• **Record list**:
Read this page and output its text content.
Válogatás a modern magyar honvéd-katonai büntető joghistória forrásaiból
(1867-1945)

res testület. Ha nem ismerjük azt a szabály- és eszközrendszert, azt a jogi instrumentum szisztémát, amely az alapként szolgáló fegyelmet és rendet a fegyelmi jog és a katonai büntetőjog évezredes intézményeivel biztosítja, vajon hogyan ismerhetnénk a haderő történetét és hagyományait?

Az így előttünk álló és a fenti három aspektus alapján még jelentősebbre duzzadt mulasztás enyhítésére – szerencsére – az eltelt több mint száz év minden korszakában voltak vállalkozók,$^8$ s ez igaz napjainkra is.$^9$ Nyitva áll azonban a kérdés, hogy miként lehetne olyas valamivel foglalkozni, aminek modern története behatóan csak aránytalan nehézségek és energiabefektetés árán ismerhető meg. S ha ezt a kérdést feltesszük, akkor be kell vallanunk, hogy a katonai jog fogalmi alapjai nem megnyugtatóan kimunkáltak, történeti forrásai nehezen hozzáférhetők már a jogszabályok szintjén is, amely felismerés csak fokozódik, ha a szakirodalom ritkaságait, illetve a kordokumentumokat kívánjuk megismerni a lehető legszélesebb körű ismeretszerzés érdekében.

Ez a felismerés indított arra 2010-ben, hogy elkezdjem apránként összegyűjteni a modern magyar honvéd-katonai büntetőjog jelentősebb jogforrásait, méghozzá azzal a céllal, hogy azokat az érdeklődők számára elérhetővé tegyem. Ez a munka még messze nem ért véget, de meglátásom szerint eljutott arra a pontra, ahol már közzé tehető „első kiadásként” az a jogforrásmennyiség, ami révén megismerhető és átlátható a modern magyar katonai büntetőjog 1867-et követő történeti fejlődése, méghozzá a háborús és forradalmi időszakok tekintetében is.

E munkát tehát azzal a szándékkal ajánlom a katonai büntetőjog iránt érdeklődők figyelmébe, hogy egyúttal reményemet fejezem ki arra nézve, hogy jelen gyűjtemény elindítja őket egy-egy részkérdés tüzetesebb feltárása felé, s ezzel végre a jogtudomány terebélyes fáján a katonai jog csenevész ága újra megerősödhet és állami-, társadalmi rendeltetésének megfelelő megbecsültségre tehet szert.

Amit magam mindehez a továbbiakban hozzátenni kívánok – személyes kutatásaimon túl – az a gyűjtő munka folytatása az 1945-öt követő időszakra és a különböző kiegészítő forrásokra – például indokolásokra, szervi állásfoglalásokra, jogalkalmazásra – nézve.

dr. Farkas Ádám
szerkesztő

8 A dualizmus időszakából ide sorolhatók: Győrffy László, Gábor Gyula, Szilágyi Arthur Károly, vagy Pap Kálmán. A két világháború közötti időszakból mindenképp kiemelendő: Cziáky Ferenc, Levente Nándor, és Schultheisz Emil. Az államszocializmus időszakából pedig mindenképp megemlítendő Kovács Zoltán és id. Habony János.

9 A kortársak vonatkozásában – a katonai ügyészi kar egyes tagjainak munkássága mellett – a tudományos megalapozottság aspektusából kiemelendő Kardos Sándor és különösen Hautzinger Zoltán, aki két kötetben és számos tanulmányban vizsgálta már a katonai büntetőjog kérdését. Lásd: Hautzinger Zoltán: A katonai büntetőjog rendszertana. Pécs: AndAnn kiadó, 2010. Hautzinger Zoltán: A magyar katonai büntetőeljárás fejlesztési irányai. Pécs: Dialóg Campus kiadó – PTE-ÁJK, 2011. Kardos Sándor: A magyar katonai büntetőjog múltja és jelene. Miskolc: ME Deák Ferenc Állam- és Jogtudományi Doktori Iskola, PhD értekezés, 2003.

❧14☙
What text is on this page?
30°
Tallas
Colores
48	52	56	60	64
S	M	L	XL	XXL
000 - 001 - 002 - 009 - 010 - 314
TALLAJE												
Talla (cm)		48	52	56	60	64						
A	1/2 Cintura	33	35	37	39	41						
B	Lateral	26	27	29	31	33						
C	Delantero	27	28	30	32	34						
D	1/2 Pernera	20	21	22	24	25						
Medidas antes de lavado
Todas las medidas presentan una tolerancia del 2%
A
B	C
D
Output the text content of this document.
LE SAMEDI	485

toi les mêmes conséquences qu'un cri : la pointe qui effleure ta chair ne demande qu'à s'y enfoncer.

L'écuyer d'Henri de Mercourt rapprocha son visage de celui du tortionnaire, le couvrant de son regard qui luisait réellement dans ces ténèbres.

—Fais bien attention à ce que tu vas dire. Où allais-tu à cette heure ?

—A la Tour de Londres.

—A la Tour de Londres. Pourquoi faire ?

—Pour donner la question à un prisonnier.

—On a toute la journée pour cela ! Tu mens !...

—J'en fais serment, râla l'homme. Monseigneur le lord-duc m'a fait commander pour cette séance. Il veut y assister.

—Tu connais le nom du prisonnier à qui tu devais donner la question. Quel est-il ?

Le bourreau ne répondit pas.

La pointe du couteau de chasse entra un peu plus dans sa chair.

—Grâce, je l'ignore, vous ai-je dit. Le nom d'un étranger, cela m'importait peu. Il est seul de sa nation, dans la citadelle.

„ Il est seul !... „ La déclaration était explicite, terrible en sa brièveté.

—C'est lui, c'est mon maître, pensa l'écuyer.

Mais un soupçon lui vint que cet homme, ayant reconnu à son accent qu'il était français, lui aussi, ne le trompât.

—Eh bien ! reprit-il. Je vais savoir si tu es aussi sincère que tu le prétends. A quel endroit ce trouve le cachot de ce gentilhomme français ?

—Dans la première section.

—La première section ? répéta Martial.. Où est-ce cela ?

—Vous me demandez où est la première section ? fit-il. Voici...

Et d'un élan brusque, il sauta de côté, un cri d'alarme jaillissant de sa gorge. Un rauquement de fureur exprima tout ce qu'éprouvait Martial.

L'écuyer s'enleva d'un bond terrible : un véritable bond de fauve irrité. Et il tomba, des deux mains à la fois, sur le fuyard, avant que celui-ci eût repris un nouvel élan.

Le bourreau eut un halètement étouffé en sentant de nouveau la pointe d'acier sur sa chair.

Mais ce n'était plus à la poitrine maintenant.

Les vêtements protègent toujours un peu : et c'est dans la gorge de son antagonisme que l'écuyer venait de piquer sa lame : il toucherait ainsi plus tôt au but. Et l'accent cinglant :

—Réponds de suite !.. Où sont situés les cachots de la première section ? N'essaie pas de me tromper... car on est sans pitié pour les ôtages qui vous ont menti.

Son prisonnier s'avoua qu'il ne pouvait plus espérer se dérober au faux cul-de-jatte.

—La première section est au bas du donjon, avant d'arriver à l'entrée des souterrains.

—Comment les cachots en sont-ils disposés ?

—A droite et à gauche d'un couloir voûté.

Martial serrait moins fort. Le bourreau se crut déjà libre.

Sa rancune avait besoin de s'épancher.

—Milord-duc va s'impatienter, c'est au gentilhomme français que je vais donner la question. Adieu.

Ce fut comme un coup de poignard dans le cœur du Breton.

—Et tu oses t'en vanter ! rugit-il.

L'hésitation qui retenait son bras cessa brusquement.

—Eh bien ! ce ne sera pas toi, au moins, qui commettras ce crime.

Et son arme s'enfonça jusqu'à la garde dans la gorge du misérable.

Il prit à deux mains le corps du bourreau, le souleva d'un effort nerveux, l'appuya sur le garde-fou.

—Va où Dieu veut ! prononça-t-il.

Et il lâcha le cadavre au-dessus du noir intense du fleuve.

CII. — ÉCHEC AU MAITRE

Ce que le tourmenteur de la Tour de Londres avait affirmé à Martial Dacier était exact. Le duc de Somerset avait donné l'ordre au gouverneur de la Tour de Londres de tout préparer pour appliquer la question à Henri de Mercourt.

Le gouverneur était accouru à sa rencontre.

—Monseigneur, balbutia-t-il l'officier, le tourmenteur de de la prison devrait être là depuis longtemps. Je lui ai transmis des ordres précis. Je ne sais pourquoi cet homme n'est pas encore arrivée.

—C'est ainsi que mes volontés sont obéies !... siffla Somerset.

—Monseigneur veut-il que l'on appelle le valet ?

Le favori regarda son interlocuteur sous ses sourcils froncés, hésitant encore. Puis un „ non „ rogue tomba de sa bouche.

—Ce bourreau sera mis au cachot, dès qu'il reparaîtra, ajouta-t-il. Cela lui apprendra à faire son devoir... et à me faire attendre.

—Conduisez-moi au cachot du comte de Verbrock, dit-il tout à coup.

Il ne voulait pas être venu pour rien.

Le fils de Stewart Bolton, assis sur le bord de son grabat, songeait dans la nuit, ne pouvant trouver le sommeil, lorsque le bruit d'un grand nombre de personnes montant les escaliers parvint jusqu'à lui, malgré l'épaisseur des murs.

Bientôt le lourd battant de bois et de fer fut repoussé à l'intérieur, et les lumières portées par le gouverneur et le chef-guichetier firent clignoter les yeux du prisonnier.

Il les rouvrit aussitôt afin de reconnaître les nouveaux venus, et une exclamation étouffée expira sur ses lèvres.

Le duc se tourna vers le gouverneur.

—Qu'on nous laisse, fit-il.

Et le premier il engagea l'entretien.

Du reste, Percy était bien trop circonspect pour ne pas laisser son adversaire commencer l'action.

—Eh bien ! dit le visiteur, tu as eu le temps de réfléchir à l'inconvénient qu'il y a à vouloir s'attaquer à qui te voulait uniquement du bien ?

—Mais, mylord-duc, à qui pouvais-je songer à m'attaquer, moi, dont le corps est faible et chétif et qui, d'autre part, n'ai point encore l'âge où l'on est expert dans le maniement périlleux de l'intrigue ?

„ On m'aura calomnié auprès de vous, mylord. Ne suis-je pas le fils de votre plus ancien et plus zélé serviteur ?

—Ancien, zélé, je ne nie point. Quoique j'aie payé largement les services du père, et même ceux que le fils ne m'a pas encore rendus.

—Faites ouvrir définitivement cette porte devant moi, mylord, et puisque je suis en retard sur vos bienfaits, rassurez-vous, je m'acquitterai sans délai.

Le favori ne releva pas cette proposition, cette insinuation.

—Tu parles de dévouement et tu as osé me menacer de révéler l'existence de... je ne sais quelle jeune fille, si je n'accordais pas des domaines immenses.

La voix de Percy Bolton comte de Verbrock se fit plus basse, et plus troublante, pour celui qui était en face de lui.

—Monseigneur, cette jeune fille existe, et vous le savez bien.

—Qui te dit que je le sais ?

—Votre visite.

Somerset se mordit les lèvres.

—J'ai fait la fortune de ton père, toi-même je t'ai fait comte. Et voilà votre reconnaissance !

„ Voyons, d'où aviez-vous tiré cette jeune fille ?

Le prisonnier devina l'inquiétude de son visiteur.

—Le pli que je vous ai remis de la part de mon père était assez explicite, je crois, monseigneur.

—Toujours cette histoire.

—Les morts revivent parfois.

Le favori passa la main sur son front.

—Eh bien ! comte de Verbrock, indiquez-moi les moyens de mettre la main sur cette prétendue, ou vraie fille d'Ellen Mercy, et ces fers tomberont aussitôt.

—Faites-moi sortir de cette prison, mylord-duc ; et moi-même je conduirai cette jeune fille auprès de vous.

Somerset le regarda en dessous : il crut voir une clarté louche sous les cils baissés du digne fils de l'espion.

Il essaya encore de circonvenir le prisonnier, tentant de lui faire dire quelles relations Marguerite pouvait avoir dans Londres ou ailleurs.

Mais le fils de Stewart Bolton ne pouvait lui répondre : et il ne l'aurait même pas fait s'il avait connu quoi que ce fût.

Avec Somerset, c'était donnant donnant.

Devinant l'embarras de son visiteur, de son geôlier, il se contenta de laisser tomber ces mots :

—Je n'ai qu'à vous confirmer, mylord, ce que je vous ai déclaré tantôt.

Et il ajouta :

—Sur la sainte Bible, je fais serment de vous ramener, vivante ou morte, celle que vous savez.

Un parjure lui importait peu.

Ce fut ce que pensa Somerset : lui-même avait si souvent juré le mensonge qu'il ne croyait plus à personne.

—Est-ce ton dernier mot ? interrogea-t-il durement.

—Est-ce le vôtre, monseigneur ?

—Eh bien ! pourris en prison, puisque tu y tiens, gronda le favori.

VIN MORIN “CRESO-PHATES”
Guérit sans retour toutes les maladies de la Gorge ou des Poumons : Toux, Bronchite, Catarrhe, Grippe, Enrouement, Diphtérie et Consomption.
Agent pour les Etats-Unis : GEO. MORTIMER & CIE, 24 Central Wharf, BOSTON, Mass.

• **Problem details**:
Pick out all the lines with the word "zélé" in them and copy them.

• **Problem solution**:
„ On m'aura calomnié auprès de vous, mylord. Ne suis-je pas le fils de votre plus ancien et plus zélé serviteur ?
—Ancien, zélé, je ne nie point. Quoique j'aie payé largement les services du père, et même ceux que le fils ne m'a pas encore rendus.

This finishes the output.